> **Supplied information**:
# # # # #

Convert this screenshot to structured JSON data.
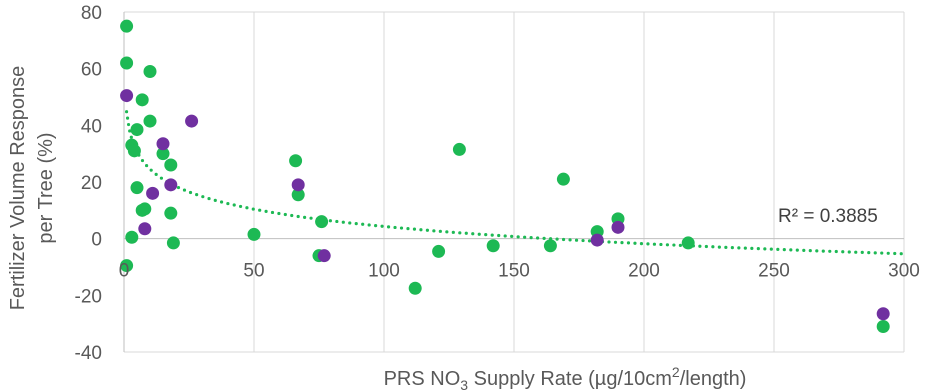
{
  "chart_data": {
    "type": "scatter",
    "xlabel": {
      "prefix": "PRS NO",
      "sub": "3",
      "middle": " Supply Rate (µg/10cm",
      "sup": "2",
      "suffix": "/length)"
    },
    "ylabel": {
      "line1": "Fertilizer Volume Response",
      "line2": "per Tree  (%)"
    },
    "xlim": [
      0,
      300
    ],
    "ylim": [
      -40,
      80
    ],
    "x_ticks": [
      "0",
      "50",
      "100",
      "150",
      "200",
      "250",
      "300"
    ],
    "y_ticks": [
      "-40",
      "-20",
      "0",
      "20",
      "40",
      "60",
      "80"
    ],
    "x_tick_values": [
      0,
      50,
      100,
      150,
      200,
      250,
      300
    ],
    "y_tick_values": [
      -40,
      -20,
      0,
      20,
      40,
      60,
      80
    ],
    "grid": "vertical",
    "series": [
      {
        "color": "#1db954",
        "points": [
          [
            1,
            75
          ],
          [
            1,
            62
          ],
          [
            1,
            -9.5
          ],
          [
            10,
            59
          ],
          [
            7,
            49
          ],
          [
            10,
            41.5
          ],
          [
            5,
            38.5
          ],
          [
            3,
            33
          ],
          [
            4,
            31
          ],
          [
            15,
            30
          ],
          [
            18,
            26
          ],
          [
            5,
            18
          ],
          [
            8,
            10.5
          ],
          [
            7,
            10
          ],
          [
            18,
            9
          ],
          [
            3,
            0.5
          ],
          [
            19,
            -1.5
          ],
          [
            50,
            1.5
          ],
          [
            66,
            27.5
          ],
          [
            67,
            15.5
          ],
          [
            76,
            6
          ],
          [
            75,
            -6
          ],
          [
            112,
            -17.5
          ],
          [
            121,
            -4.5
          ],
          [
            129,
            31.5
          ],
          [
            142,
            -2.5
          ],
          [
            164,
            -2.5
          ],
          [
            169,
            21
          ],
          [
            182,
            2.5
          ],
          [
            190,
            7
          ],
          [
            217,
            -1.5
          ],
          [
            292,
            -31
          ]
        ]
      },
      {
        "color": "#7030a0",
        "points": [
          [
            1,
            50.5
          ],
          [
            26,
            41.5
          ],
          [
            15,
            33.5
          ],
          [
            11,
            16
          ],
          [
            18,
            19
          ],
          [
            8,
            3.5
          ],
          [
            67,
            19
          ],
          [
            77,
            -6
          ],
          [
            182,
            -0.5
          ],
          [
            190,
            4
          ],
          [
            292,
            -26.5
          ]
        ]
      }
    ],
    "trendline": {
      "type": "logarithmic",
      "a": 44.8,
      "b": -8.79,
      "color": "#1db954",
      "style": "dotted"
    },
    "annotations": [
      {
        "text": "R² = 0.3885"
      }
    ]
  }
}
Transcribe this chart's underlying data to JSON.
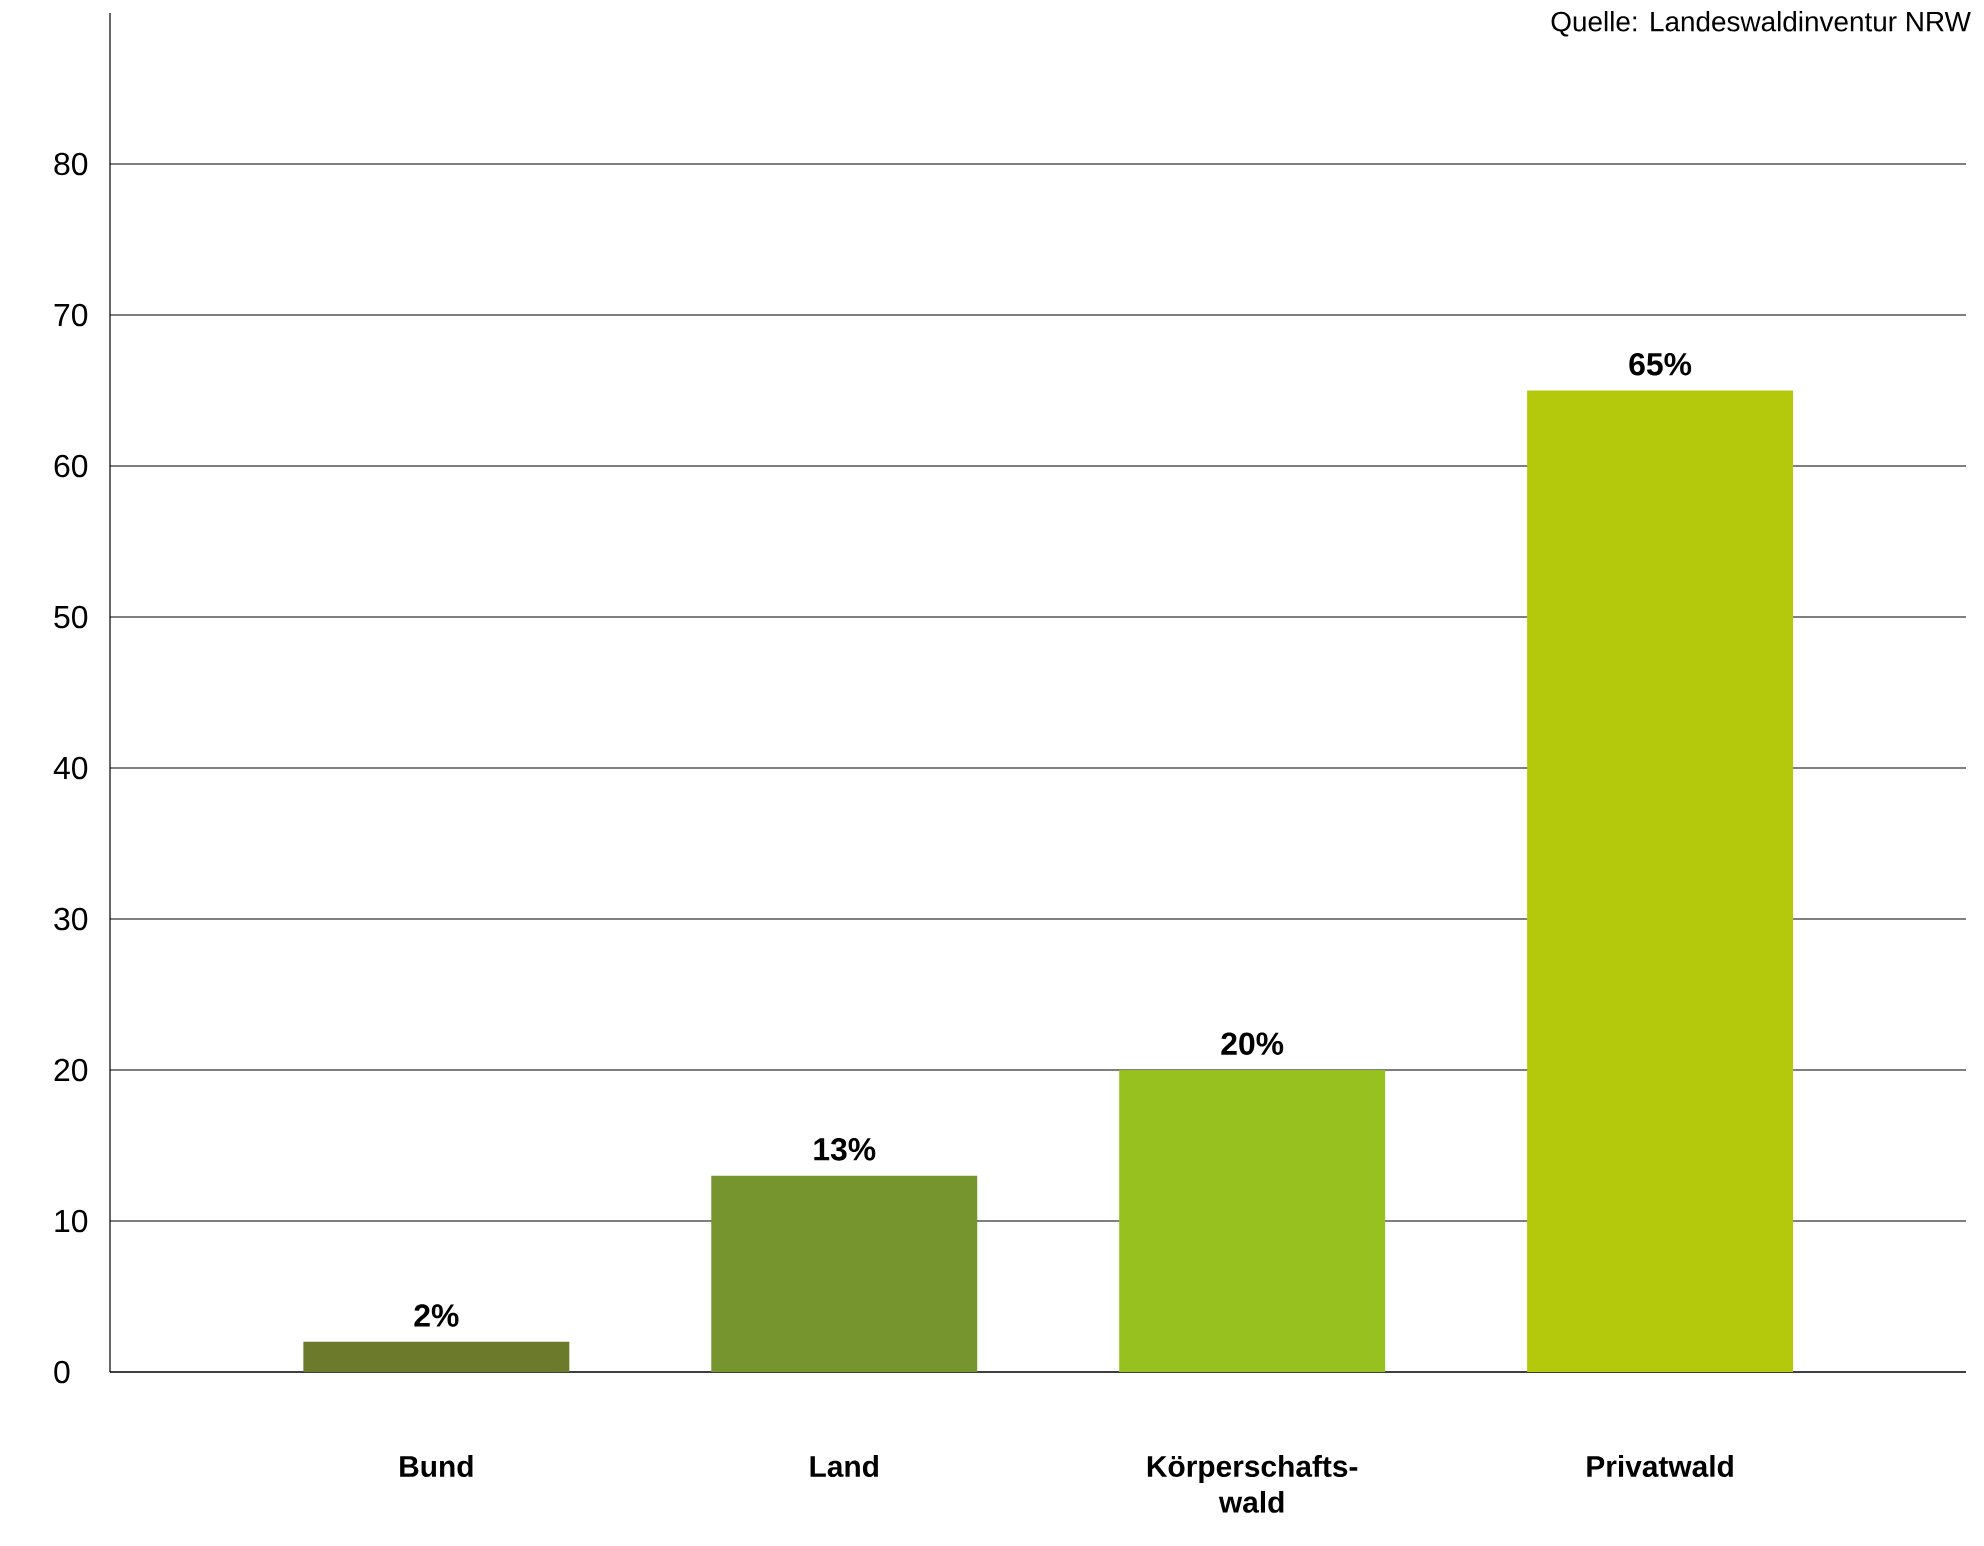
{
  "chart_data": {
    "type": "bar",
    "categories": [
      "Bund",
      "Land",
      "Körperschafts-wald",
      "Privatwald"
    ],
    "values": [
      2,
      13,
      20,
      65
    ],
    "colors": [
      "#6c7a2b",
      "#76952e",
      "#96c11f",
      "#b4c90b"
    ],
    "value_labels": [
      "2%",
      "13%",
      "20%",
      "65%"
    ],
    "ylim": [
      0,
      90
    ],
    "yticks": [
      0,
      10,
      20,
      30,
      40,
      50,
      60,
      70,
      80
    ],
    "grid": "y",
    "annotations": [
      "Quelle: Landeswaldinventur NRW"
    ]
  }
}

# # # # #

> **What is required**:
Emit the lines from the line containing "Transcribe this chart's" to the final line of the material, inclusive, exactly as written; pictures are excluded.

> **Correct result**:
Transcribe this chart's underlying data to JSON.
{
  "chart_data": {
    "type": "bar",
    "categories": [
      "Bund",
      "Land",
      "Körperschafts-wald",
      "Privatwald"
    ],
    "values": [
      2,
      13,
      20,
      65
    ],
    "colors": [
      "#6c7a2b",
      "#76952e",
      "#96c11f",
      "#b4c90b"
    ],
    "value_labels": [
      "2%",
      "13%",
      "20%",
      "65%"
    ],
    "ylim": [
      0,
      90
    ],
    "yticks": [
      0,
      10,
      20,
      30,
      40,
      50,
      60,
      70,
      80
    ],
    "grid": "y",
    "annotations": [
      "Quelle: Landeswaldinventur NRW"
    ]
  }
}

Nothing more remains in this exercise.